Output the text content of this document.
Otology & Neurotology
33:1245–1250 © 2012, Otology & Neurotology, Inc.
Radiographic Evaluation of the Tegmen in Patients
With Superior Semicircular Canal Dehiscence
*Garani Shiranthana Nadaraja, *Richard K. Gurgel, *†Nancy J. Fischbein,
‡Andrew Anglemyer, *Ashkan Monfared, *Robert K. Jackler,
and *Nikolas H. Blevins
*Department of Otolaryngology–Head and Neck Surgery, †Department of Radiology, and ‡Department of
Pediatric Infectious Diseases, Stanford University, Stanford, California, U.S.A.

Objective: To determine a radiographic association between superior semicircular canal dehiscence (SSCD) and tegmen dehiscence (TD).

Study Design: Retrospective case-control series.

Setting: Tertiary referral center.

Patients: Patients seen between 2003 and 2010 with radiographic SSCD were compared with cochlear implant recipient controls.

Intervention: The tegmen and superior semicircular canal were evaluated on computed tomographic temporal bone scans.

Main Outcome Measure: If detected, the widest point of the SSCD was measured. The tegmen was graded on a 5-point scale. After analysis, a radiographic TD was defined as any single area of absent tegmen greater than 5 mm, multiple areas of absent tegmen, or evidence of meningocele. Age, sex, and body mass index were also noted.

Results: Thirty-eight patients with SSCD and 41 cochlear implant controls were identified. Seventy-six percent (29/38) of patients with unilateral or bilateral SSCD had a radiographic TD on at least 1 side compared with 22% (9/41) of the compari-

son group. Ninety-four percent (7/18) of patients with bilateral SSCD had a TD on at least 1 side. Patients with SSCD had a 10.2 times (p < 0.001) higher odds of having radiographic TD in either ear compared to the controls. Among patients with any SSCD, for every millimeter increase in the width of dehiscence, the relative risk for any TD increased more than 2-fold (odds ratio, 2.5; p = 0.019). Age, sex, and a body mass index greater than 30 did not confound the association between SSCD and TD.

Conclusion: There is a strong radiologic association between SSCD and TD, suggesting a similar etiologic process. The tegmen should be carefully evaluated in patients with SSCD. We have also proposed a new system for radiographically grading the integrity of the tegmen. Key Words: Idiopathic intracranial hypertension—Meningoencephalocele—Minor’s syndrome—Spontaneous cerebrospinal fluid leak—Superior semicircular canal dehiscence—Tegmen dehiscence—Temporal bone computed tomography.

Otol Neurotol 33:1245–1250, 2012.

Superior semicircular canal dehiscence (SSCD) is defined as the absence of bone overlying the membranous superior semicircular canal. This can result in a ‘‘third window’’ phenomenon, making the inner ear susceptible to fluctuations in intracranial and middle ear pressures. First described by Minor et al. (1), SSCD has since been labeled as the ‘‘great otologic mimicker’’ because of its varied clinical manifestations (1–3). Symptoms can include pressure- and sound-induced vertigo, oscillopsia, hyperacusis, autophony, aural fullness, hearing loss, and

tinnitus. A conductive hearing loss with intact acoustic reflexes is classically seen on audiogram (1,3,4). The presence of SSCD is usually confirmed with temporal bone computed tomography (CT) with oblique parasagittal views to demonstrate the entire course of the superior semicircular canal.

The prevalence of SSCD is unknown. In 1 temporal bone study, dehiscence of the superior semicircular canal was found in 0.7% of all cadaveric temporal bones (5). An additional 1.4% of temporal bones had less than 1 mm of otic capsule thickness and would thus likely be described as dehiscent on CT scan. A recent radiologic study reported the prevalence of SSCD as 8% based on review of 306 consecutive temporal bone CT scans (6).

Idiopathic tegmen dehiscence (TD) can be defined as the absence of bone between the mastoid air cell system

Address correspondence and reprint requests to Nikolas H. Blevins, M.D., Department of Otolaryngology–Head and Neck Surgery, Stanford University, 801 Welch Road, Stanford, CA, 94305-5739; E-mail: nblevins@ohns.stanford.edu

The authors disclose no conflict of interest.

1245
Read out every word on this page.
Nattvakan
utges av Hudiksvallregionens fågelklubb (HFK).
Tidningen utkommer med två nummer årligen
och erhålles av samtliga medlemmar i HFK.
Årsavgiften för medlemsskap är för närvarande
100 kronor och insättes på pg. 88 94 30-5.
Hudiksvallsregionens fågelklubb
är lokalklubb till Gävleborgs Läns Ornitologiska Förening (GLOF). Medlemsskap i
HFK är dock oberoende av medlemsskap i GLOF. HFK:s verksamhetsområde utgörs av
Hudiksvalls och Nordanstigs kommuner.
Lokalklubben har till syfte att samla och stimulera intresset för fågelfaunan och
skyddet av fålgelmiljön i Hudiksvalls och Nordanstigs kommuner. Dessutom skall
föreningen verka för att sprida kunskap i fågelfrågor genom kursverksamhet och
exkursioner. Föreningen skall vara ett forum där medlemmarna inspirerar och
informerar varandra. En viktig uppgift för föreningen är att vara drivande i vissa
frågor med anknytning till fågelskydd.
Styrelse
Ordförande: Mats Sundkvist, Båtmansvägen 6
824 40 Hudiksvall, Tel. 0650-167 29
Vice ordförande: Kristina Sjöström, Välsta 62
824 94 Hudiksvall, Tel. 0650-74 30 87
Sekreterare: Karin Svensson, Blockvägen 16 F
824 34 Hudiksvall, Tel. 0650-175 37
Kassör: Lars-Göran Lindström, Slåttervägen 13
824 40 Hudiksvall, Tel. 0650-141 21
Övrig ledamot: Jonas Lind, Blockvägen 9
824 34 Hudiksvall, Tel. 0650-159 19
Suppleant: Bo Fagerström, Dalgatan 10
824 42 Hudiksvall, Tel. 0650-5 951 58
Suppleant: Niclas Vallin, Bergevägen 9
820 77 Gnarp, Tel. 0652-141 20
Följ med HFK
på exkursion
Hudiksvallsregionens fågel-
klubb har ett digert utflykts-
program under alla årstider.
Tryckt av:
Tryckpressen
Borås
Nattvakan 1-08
++++++++
Each of the lines above must appear again, unchanged.

SOLUTION TO THIS PROBLEM.
Output the text content of this document.
Otology & Neurotology
33:1245–1250 © 2012, Otology & Neurotology, Inc.
Radiographic Evaluation of the Tegmen in Patients
With Superior Semicircular Canal Dehiscence
*Garani Shiranthana Nadaraja, *Richard K. Gurgel, *†Nancy J. Fischbein,
‡Andrew Anglemyer, *Ashkan Monfared, *Robert K. Jackler,
and *Nikolas H. Blevins
*Department of Otolaryngology–Head and Neck Surgery, †Department of Radiology, and ‡Department of
Pediatric Infectious Diseases, Stanford University, Stanford, California, U.S.A.

Objective: To determine a radiographic association between superior semicircular canal dehiscence (SSCD) and tegmen dehiscence (TD).

Study Design: Retrospective case-control series.

Setting: Tertiary referral center.

Patients: Patients seen between 2003 and 2010 with radiographic SSCD were compared with cochlear implant recipient controls.

Intervention: The tegmen and superior semicircular canal were evaluated on computed tomographic temporal bone scans.

Main Outcome Measure: If detected, the widest point of the SSCD was measured. The tegmen was graded on a 5-point scale. After analysis, a radiographic TD was defined as any single area of absent tegmen greater than 5 mm, multiple areas of absent tegmen, or evidence of meningocele. Age, sex, and body mass index were also noted.

Results: Thirty-eight patients with SSCD and 41 cochlear implant controls were identified. Seventy-six percent (29/38) of patients with unilateral or bilateral SSCD had a radiographic TD on at least 1 side compared with 22% (9/41) of the compari-

son group. Ninety-four percent (7/18) of patients with bilateral SSCD had a TD on at least 1 side. Patients with SSCD had a 10.2 times (p < 0.001) higher odds of having radiographic TD in either ear compared to the controls. Among patients with any SSCD, for every millimeter increase in the width of dehiscence, the relative risk for any TD increased more than 2-fold (odds ratio, 2.5; p = 0.019). Age, sex, and a body mass index greater than 30 did not confound the association between SSCD and TD.

Conclusion: There is a strong radiologic association between SSCD and TD, suggesting a similar etiologic process. The tegmen should be carefully evaluated in patients with SSCD. We have also proposed a new system for radiographically grading the integrity of the tegmen. Key Words: Idiopathic intracranial hypertension—Meningoencephalocele—Minor’s syndrome—Spontaneous cerebrospinal fluid leak—Superior semicircular canal dehiscence—Tegmen dehiscence—Temporal bone computed tomography.

Otol Neurotol 33:1245–1250, 2012.

Superior semicircular canal dehiscence (SSCD) is defined as the absence of bone overlying the membranous superior semicircular canal. This can result in a ‘‘third window’’ phenomenon, making the inner ear susceptible to fluctuations in intracranial and middle ear pressures. First described by Minor et al. (1), SSCD has since been labeled as the ‘‘great otologic mimicker’’ because of its varied clinical manifestations (1–3). Symptoms can include pressure- and sound-induced vertigo, oscillopsia, hyperacusis, autophony, aural fullness, hearing loss, and

tinnitus. A conductive hearing loss with intact acoustic reflexes is classically seen on audiogram (1,3,4). The presence of SSCD is usually confirmed with temporal bone computed tomography (CT) with oblique parasagittal views to demonstrate the entire course of the superior semicircular canal.

The prevalence of SSCD is unknown. In 1 temporal bone study, dehiscence of the superior semicircular canal was found in 0.7% of all cadaveric temporal bones (5). An additional 1.4% of temporal bones had less than 1 mm of otic capsule thickness and would thus likely be described as dehiscent on CT scan. A recent radiologic study reported the prevalence of SSCD as 8% based on review of 306 consecutive temporal bone CT scans (6).

Idiopathic tegmen dehiscence (TD) can be defined as the absence of bone between the mastoid air cell system

Address correspondence and reprint requests to Nikolas H. Blevins, M.D., Department of Otolaryngology–Head and Neck Surgery, Stanford University, 801 Welch Road, Stanford, CA, 94305-5739; E-mail: nblevins@ohns.stanford.edu

The authors disclose no conflict of interest.

1245
Read out every word on this page.
Nattvakan
utges av Hudiksvallregionens fågelklubb (HFK).
Tidningen utkommer med två nummer årligen
och erhålles av samtliga medlemmar i HFK.
Årsavgiften för medlemsskap är för närvarande
100 kronor och insättes på pg. 88 94 30-5.
Hudiksvallsregionens fågelklubb
är lokalklubb till Gävleborgs Läns Ornitologiska Förening (GLOF). Medlemsskap i
HFK är dock oberoende av medlemsskap i GLOF. HFK:s verksamhetsområde utgörs av
Hudiksvalls och Nordanstigs kommuner.
Lokalklubben har till syfte att samla och stimulera intresset för fågelfaunan och
skyddet av fålgelmiljön i Hudiksvalls och Nordanstigs kommuner. Dessutom skall
föreningen verka för att sprida kunskap i fågelfrågor genom kursverksamhet och
exkursioner. Föreningen skall vara ett forum där medlemmarna inspirerar och
informerar varandra. En viktig uppgift för föreningen är att vara drivande i vissa
frågor med anknytning till fågelskydd.
Styrelse
Ordförande: Mats Sundkvist, Båtmansvägen 6
824 40 Hudiksvall, Tel. 0650-167 29
Vice ordförande: Kristina Sjöström, Välsta 62
824 94 Hudiksvall, Tel. 0650-74 30 87
Sekreterare: Karin Svensson, Blockvägen 16 F
824 34 Hudiksvall, Tel. 0650-175 37
Kassör: Lars-Göran Lindström, Slåttervägen 13
824 40 Hudiksvall, Tel. 0650-141 21
Övrig ledamot: Jonas Lind, Blockvägen 9
824 34 Hudiksvall, Tel. 0650-159 19
Suppleant: Bo Fagerström, Dalgatan 10
824 42 Hudiksvall, Tel. 0650-5 951 58
Suppleant: Niclas Vallin, Bergevägen 9
820 77 Gnarp, Tel. 0652-141 20
Följ med HFK
på exkursion
Hudiksvallsregionens fågel-
klubb har ett digert utflykts-
program under alla årstider.
Tryckt av:
Tryckpressen
Borås
Nattvakan 1-08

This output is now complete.